WHAT THIS TASK INVOLVES:
List, from the lines below, each one with "ylabel" in it.
## begin RECORDED DATA
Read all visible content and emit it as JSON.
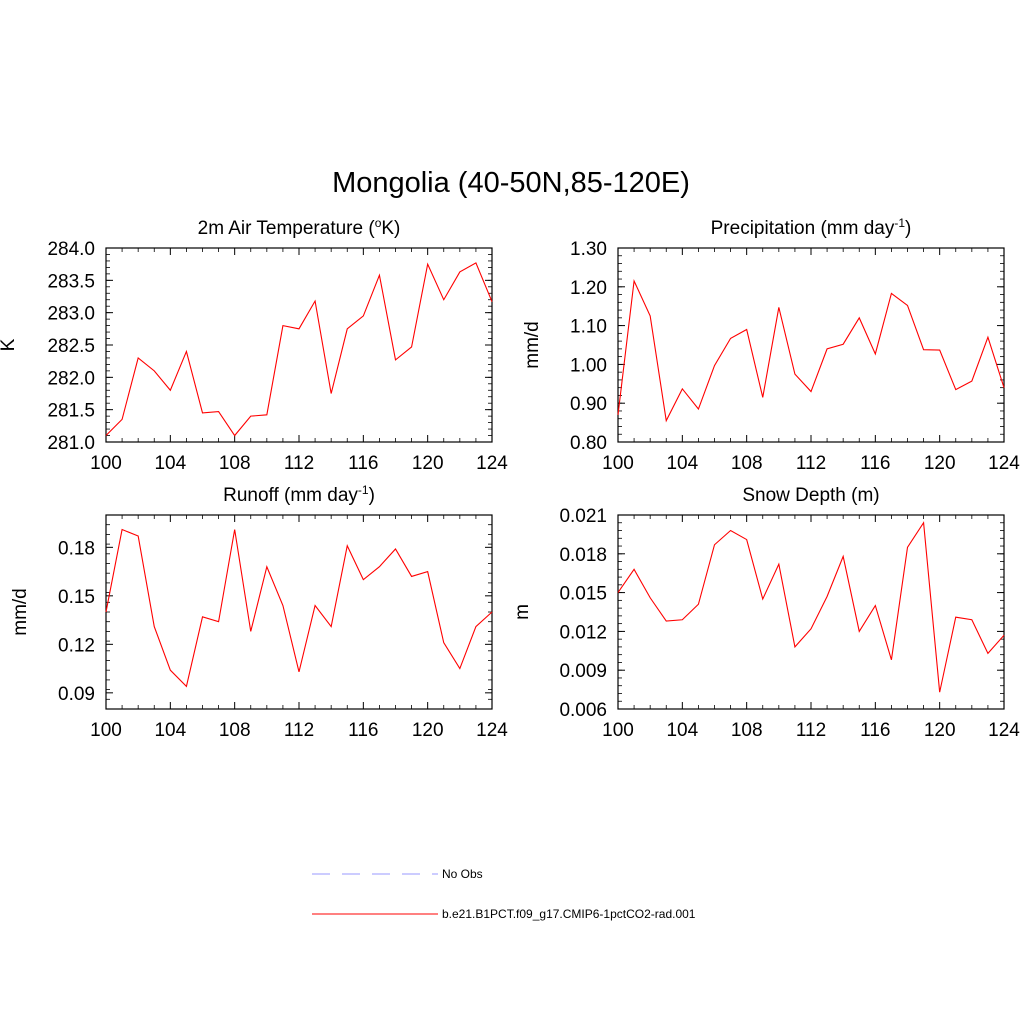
{
  "title": "Mongolia (40-50N,85-120E)",
  "chart_data": [
    {
      "type": "line",
      "title": "2m Air Temperature (oK)",
      "title_parts": {
        "before": "2m Air Temperature (",
        "sup": "o",
        "after": "K)"
      },
      "ylabel": "K",
      "xlim": [
        100,
        124
      ],
      "ylim": [
        281.0,
        284.0
      ],
      "xticks": [
        "100",
        "104",
        "108",
        "112",
        "116",
        "120",
        "124"
      ],
      "yticks": [
        "281.0",
        "281.5",
        "282.0",
        "282.5",
        "283.0",
        "283.5",
        "284.0"
      ],
      "series": [
        {
          "name": "b.e21.B1PCT.f09_g17.CMIP6-1pctCO2-rad.001",
          "color": "#ff0000",
          "x": [
            100,
            101,
            102,
            103,
            104,
            105,
            106,
            107,
            108,
            109,
            110,
            111,
            112,
            113,
            114,
            115,
            116,
            117,
            118,
            119,
            120,
            121,
            122,
            123,
            124
          ],
          "values": [
            281.1,
            281.35,
            282.3,
            282.1,
            281.8,
            282.4,
            281.45,
            281.47,
            281.1,
            281.4,
            281.42,
            282.8,
            282.75,
            283.18,
            281.75,
            282.75,
            282.95,
            283.58,
            282.27,
            282.47,
            283.75,
            283.2,
            283.63,
            283.77,
            283.17
          ]
        }
      ]
    },
    {
      "type": "line",
      "title": "Precipitation (mm day-1)",
      "title_parts": {
        "before": "Precipitation (mm day",
        "sup": "-1",
        "after": ")"
      },
      "ylabel": "mm/d",
      "xlim": [
        100,
        124
      ],
      "ylim": [
        0.8,
        1.3
      ],
      "xticks": [
        "100",
        "104",
        "108",
        "112",
        "116",
        "120",
        "124"
      ],
      "yticks": [
        "0.80",
        "0.90",
        "1.00",
        "1.10",
        "1.20",
        "1.30"
      ],
      "series": [
        {
          "name": "b.e21.B1PCT.f09_g17.CMIP6-1pctCO2-rad.001",
          "color": "#ff0000",
          "x": [
            100,
            101,
            102,
            103,
            104,
            105,
            106,
            107,
            108,
            109,
            110,
            111,
            112,
            113,
            114,
            115,
            116,
            117,
            118,
            119,
            120,
            121,
            122,
            123,
            124
          ],
          "values": [
            0.87,
            1.215,
            1.125,
            0.855,
            0.937,
            0.885,
            0.997,
            1.067,
            1.09,
            0.915,
            1.147,
            0.975,
            0.93,
            1.04,
            1.052,
            1.12,
            1.027,
            1.183,
            1.152,
            1.038,
            1.037,
            0.935,
            0.957,
            1.07,
            0.94
          ]
        }
      ]
    },
    {
      "type": "line",
      "title": "Runoff (mm day-1)",
      "title_parts": {
        "before": "Runoff (mm day",
        "sup": "-1",
        "after": ")"
      },
      "ylabel": "mm/d",
      "xlim": [
        100,
        124
      ],
      "ylim": [
        0.08,
        0.2
      ],
      "xticks": [
        "100",
        "104",
        "108",
        "112",
        "116",
        "120",
        "124"
      ],
      "yticks": [
        "0.09",
        "0.12",
        "0.15",
        "0.18"
      ],
      "series": [
        {
          "name": "b.e21.B1PCT.f09_g17.CMIP6-1pctCO2-rad.001",
          "color": "#ff0000",
          "x": [
            100,
            101,
            102,
            103,
            104,
            105,
            106,
            107,
            108,
            109,
            110,
            111,
            112,
            113,
            114,
            115,
            116,
            117,
            118,
            119,
            120,
            121,
            122,
            123,
            124
          ],
          "values": [
            0.14,
            0.191,
            0.187,
            0.131,
            0.104,
            0.094,
            0.137,
            0.134,
            0.191,
            0.128,
            0.168,
            0.144,
            0.103,
            0.144,
            0.131,
            0.181,
            0.16,
            0.168,
            0.179,
            0.162,
            0.165,
            0.121,
            0.105,
            0.131,
            0.14
          ]
        }
      ]
    },
    {
      "type": "line",
      "title": "Snow Depth (m)",
      "title_parts": {
        "before": "Snow Depth (m)",
        "sup": "",
        "after": ""
      },
      "ylabel": "m",
      "xlim": [
        100,
        124
      ],
      "ylim": [
        0.006,
        0.021
      ],
      "xticks": [
        "100",
        "104",
        "108",
        "112",
        "116",
        "120",
        "124"
      ],
      "yticks": [
        "0.006",
        "0.009",
        "0.012",
        "0.015",
        "0.018",
        "0.021"
      ],
      "series": [
        {
          "name": "b.e21.B1PCT.f09_g17.CMIP6-1pctCO2-rad.001",
          "color": "#ff0000",
          "x": [
            100,
            101,
            102,
            103,
            104,
            105,
            106,
            107,
            108,
            109,
            110,
            111,
            112,
            113,
            114,
            115,
            116,
            117,
            118,
            119,
            120,
            121,
            122,
            123,
            124
          ],
          "values": [
            0.015,
            0.0168,
            0.0146,
            0.0128,
            0.0129,
            0.0141,
            0.0187,
            0.0198,
            0.0191,
            0.0145,
            0.0172,
            0.0108,
            0.0122,
            0.0147,
            0.0178,
            0.012,
            0.014,
            0.0098,
            0.0185,
            0.0204,
            0.0073,
            0.0131,
            0.0129,
            0.0103,
            0.0117
          ]
        }
      ]
    }
  ],
  "legend": {
    "items": [
      {
        "label": "No Obs",
        "color": "#9999ff",
        "style": "dashed"
      },
      {
        "label": "b.e21.B1PCT.f09_g17.CMIP6-1pctCO2-rad.001",
        "color": "#ff0000",
        "style": "solid"
      }
    ]
  }
}
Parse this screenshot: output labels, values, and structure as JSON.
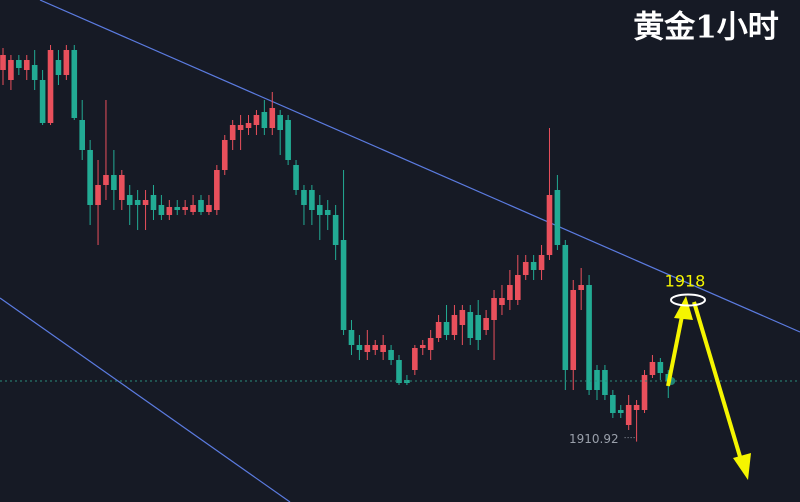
## end RECORDED DATA
SOLUTION:
      "ylabel": "K",
      "ylabel": "mm/d",
      "ylabel": "mm/d",
      "ylabel": "m",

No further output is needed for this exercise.